**분석할 글:**
도 2는 CRGDS에 의한 4-아암 PEG-Mal의 변형의 분석을 보여주는 것이다. UV 분석 결과, 반응 시작시 412 nm에서 뚜렷한 피크를 보였다 (도 2(a)). 이는 엘만 시약의 이황화 결합이 티올 모이어티 (이 경우, CRGDS)에 의해 절단되고, 이온화되었을 때에 생성되는 TNB^{2 -} (2-니트로-5-티오벤조에이트) 이온의 존재를 나타낸다. 그에 반해, 상기 피크는 CRGDS 부재하에서 및 반응을 30분 동안 계속해서 진행시킨 후 4-아암 PEG-Mal 용액에서는 존재하지 않았고, 이는 각각 4-아암 PEG-Mal이 엘만 시약과 반응하지 않고, CRGDS가 30 min 후에 완전히 반응했다는 것을 시사하는 것이다. ¹H NMR을 사용하여 아미드 및 말레이미드 양성자 피크를 비교함으로써 CRGDS 접합의 정량화를 확인하였다 (도 2(b)).

실시예 1b - 세포 배양 배지 중에서의 중합체 바이오 잉크 제조

PBS 용액 대신, 프린팅하고자 하는 세포에 적절한 세포 배양 용액을 이용하여 실시예 1a의 방법에 따라 세포 배양 배지 중 RGD 함유 PEG-Mal 중합체 바이오 잉크를 제조하였다. 생성된 중합체 바이오 잉크를 무균 방식으로 여과 멸균 (0.22 ㎛ 필터)하였다.

실시예 1에 따라 제조된 중합체 바이오 잉크를 추가 사용을 위해 요구될 때까지 -20℃에서 보관하였다. 중합체 바이오 잉크는 기능에는 영향을 주지 않으면서 적어도 6개월 동안 -20℃에서 보관될 수 있다.

**해야 할 일:**
[A] 바이오 잉크에 관한 글에서 "PBS 용액 대신, 프린팅하고자"부터 "-20℃에서 보관될 수 있다."까지 전부를 한 글자도 바꾸지 말고 옮겨 적으세요.
[B] 바이오 잉크에 관한 글에 따르면, 중합체 바이오 잉크는 기능에 영향 없이 -20℃에서 얼마 동안 보관할 수 있나요?

**제공된 자료:**
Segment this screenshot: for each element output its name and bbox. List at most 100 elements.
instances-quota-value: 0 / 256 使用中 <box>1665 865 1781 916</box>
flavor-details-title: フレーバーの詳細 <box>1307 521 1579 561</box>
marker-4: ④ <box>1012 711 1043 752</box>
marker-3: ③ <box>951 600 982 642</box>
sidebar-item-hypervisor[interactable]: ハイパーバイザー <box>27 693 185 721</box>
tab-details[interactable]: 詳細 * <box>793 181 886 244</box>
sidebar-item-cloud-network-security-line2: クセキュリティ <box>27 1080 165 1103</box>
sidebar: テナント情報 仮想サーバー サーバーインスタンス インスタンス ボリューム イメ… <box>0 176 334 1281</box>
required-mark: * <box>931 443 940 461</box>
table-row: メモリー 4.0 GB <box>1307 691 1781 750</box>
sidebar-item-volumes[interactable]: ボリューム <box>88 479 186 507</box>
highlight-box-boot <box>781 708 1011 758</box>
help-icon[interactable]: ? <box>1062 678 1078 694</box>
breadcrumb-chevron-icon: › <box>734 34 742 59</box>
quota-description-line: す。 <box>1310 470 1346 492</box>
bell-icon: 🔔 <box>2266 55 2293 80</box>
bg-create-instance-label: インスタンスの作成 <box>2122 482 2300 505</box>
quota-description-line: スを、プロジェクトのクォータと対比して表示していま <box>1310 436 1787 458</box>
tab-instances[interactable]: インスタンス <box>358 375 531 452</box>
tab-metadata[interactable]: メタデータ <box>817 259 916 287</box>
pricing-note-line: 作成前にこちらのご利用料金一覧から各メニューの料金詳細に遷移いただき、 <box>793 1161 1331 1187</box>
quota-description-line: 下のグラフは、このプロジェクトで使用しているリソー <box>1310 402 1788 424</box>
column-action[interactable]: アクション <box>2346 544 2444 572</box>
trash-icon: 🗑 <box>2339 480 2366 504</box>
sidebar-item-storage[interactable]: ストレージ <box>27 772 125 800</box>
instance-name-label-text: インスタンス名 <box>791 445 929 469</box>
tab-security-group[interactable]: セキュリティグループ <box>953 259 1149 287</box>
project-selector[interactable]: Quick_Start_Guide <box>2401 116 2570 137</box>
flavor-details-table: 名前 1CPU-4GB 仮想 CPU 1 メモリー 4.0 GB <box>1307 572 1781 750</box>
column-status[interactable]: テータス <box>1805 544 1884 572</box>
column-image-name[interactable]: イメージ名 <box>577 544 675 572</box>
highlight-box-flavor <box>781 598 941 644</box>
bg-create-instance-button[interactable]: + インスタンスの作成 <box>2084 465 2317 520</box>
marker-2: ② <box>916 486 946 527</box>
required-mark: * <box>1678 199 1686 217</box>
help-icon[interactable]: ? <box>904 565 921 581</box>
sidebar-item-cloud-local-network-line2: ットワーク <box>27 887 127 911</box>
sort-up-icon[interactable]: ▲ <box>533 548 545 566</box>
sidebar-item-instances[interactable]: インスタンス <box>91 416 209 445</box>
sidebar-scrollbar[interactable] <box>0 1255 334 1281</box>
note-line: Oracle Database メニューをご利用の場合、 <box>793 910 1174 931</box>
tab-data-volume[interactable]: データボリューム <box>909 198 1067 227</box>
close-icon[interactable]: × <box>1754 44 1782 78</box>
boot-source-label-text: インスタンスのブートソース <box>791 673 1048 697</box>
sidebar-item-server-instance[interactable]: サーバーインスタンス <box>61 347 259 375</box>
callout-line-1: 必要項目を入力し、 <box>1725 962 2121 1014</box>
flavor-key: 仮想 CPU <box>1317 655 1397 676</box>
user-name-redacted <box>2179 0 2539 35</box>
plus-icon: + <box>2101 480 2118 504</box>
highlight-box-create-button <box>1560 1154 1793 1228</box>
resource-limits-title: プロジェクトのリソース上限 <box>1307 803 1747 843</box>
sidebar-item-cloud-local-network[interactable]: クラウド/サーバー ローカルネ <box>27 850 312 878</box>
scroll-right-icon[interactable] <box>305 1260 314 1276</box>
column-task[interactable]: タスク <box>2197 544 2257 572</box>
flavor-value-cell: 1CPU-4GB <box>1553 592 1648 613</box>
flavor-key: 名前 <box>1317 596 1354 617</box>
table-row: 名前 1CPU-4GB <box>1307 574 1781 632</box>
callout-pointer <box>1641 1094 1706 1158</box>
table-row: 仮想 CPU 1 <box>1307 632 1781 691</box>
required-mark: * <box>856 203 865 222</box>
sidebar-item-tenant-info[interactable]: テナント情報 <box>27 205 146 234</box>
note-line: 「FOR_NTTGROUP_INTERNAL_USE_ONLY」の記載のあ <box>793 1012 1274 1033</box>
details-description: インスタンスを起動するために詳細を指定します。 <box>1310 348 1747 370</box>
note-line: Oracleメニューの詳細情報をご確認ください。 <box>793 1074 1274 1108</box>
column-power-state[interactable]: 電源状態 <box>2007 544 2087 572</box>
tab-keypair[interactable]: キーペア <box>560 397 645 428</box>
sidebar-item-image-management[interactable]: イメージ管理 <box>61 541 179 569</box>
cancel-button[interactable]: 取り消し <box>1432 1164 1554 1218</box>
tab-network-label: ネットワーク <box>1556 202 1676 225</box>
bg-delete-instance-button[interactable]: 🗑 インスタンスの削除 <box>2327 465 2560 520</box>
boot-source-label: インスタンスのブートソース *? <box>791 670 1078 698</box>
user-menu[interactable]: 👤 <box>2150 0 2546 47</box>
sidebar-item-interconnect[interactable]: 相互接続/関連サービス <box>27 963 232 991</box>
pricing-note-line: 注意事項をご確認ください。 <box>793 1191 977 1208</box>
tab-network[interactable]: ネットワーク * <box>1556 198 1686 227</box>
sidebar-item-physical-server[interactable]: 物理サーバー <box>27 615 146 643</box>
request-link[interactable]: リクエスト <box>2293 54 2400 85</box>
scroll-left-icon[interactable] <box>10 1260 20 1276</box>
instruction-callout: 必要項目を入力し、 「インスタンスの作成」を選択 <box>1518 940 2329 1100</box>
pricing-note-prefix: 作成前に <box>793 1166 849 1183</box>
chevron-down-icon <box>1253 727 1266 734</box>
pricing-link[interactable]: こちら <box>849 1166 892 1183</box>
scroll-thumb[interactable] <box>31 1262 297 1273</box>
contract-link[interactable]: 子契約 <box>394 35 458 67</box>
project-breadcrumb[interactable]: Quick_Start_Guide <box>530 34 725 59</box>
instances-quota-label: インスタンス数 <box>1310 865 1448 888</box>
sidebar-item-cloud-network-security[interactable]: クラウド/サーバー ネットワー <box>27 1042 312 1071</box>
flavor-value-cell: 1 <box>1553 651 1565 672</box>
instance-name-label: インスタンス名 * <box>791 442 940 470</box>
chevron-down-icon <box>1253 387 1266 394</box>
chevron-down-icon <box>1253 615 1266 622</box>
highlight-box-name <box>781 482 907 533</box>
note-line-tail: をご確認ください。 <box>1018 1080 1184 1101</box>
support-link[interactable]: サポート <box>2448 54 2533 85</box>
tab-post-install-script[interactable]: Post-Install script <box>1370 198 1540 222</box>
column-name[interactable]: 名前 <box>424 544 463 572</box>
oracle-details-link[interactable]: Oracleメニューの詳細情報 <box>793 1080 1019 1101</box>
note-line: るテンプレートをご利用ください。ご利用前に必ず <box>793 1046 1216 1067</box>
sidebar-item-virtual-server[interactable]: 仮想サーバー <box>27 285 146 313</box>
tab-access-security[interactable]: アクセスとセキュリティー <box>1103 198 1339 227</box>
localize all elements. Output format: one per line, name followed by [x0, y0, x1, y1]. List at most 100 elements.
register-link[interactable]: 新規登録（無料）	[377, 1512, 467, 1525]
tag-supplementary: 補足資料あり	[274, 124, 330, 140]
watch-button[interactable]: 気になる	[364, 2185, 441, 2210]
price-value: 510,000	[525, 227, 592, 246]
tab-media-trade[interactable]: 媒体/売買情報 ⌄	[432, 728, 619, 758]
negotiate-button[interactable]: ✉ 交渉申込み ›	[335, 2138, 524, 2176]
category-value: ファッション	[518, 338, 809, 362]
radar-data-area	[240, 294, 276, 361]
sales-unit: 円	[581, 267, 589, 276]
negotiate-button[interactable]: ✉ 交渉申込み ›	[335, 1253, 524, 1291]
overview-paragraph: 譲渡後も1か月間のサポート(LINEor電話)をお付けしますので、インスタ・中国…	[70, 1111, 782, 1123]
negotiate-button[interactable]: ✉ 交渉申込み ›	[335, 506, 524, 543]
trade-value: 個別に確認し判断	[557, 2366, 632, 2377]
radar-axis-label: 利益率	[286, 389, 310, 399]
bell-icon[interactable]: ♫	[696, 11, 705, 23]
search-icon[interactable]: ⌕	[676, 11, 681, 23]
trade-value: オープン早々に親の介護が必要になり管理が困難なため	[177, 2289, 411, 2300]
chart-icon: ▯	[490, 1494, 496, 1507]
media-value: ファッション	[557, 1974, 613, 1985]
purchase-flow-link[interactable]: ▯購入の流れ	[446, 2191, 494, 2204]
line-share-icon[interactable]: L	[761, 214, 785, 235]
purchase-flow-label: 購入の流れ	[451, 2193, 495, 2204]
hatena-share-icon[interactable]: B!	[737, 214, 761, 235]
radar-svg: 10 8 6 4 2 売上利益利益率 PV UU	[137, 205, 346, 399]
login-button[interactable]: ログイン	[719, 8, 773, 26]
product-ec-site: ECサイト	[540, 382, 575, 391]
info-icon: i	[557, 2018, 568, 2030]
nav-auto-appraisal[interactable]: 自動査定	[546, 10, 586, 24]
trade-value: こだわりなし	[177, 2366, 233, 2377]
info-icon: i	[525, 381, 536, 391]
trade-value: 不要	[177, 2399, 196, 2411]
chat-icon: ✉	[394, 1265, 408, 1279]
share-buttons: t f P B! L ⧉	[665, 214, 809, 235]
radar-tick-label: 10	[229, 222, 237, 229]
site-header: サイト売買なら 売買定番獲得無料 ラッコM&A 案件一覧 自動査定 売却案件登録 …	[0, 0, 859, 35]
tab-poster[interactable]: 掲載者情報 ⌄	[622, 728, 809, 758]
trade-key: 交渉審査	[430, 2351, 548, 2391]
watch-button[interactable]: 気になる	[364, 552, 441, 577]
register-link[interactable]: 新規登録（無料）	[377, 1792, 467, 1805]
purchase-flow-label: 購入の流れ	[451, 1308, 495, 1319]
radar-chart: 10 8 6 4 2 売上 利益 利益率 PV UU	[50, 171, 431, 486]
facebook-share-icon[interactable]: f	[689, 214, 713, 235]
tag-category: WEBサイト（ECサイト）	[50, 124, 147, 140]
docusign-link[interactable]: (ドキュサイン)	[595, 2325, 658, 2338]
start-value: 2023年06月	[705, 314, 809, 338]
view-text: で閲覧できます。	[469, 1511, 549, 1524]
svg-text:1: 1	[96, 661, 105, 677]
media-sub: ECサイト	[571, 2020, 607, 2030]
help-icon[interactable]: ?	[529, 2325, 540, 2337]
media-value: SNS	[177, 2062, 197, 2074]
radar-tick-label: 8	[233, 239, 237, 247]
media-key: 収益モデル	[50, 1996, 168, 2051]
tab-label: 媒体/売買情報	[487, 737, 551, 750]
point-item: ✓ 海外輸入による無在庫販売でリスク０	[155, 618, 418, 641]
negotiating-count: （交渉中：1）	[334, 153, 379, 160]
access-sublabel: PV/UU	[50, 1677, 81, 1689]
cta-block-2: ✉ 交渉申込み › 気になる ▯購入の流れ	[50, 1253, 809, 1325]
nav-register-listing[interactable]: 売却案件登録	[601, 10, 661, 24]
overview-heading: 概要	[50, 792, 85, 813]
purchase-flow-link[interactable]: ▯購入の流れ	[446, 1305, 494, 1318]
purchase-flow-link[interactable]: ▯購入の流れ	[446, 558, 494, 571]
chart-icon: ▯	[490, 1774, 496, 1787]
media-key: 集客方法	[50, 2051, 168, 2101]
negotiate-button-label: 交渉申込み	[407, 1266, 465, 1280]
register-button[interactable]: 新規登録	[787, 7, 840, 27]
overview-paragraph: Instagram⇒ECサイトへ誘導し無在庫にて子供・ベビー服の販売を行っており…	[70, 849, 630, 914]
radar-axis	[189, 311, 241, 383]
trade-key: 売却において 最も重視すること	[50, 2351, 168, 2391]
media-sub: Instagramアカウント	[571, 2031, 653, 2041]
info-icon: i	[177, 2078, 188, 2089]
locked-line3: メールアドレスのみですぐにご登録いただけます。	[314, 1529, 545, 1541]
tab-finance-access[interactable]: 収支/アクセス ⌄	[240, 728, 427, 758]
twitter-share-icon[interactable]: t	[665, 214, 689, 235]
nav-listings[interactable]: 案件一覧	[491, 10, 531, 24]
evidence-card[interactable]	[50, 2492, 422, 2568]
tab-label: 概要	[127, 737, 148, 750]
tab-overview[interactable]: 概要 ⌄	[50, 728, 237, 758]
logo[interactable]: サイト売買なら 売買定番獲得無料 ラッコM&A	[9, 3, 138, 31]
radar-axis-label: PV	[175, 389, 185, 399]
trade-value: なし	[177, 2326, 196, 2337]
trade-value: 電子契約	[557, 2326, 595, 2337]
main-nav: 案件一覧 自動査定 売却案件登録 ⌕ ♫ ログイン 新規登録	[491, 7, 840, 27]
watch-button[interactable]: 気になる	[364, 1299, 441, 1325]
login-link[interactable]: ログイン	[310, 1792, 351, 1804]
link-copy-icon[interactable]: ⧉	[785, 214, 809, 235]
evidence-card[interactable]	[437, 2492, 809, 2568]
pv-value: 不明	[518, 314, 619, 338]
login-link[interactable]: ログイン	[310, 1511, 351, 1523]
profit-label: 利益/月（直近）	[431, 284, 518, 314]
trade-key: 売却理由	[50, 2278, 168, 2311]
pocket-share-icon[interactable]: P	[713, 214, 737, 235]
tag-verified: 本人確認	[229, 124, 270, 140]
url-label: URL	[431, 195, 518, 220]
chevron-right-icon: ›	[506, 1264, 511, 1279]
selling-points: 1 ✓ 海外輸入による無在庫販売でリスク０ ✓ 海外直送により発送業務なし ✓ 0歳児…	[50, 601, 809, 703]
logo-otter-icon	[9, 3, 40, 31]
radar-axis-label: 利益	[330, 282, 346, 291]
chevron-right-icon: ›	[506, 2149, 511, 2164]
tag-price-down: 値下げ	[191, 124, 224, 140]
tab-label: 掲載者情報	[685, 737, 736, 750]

**활동 답안:**
[A]
PBS 용액 대신, 프린팅하고자 하는 세포에 적절한 세포 배양 용액을 이용하여 실시예 1a의 방법에 따라 세포 배양 배지 중 RGD 함유 PEG-Mal 중합체 바이오 잉크를 제조하였다. 생성된 중합체 바이오 잉크를 무균 방식으로 여과 멸균 (0.22 ㎛ 필터)하였다.

실시예 1에 따라 제조된 중합체 바이오 잉크를 추가 사용을 위해 요구될 때까지 -20℃에서 보관하였다. 중합체 바이오 잉크는 기능에는 영향을 주지 않으면서 적어도 6개월 동안 -20℃에서 보관될 수 있다.

[B] 적어도 6개월 동안 보관할 수 있습니다.